- WHAT TO PRODUCE: Repeat the full listing, word for word.

Saved data entries
#####
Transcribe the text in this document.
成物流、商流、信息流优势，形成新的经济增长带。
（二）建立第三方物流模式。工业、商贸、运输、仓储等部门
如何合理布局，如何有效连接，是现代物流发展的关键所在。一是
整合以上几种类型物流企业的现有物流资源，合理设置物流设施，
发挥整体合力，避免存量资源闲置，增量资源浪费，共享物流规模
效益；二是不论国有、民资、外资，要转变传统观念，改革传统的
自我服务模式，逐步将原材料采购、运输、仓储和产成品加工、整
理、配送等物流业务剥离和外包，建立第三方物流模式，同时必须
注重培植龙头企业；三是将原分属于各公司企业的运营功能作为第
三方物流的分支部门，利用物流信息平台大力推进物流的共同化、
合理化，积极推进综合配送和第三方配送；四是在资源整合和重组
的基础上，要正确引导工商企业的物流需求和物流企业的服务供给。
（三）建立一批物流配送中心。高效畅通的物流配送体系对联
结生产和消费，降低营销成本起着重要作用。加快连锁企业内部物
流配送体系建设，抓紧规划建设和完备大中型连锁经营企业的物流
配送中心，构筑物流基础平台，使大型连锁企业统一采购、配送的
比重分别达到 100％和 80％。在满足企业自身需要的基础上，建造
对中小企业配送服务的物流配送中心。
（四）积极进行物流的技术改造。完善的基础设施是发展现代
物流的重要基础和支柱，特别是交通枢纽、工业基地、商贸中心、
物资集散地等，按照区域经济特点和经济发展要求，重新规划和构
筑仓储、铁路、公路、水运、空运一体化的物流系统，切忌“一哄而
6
#####
- IN RESPONSE:
Transcribe the text in this document.
成物流、商流、信息流优势，形成新的经济增长带。
（二）建立第三方物流模式。工业、商贸、运输、仓储等部门
如何合理布局，如何有效连接，是现代物流发展的关键所在。一是
整合以上几种类型物流企业的现有物流资源，合理设置物流设施，
发挥整体合力，避免存量资源闲置，增量资源浪费，共享物流规模
效益；二是不论国有、民资、外资，要转变传统观念，改革传统的
自我服务模式，逐步将原材料采购、运输、仓储和产成品加工、整
理、配送等物流业务剥离和外包，建立第三方物流模式，同时必须
注重培植龙头企业；三是将原分属于各公司企业的运营功能作为第
三方物流的分支部门，利用物流信息平台大力推进物流的共同化、
合理化，积极推进综合配送和第三方配送；四是在资源整合和重组
的基础上，要正确引导工商企业的物流需求和物流企业的服务供给。
（三）建立一批物流配送中心。高效畅通的物流配送体系对联
结生产和消费，降低营销成本起着重要作用。加快连锁企业内部物
流配送体系建设，抓紧规划建设和完备大中型连锁经营企业的物流
配送中心，构筑物流基础平台，使大型连锁企业统一采购、配送的
比重分别达到 100％和 80％。在满足企业自身需要的基础上，建造
对中小企业配送服务的物流配送中心。
（四）积极进行物流的技术改造。完善的基础设施是发展现代
物流的重要基础和支柱，特别是交通枢纽、工业基地、商贸中心、
物资集散地等，按照区域经济特点和经济发展要求，重新规划和构
筑仓储、铁路、公路、水运、空运一体化的物流系统，切忌“一哄而
6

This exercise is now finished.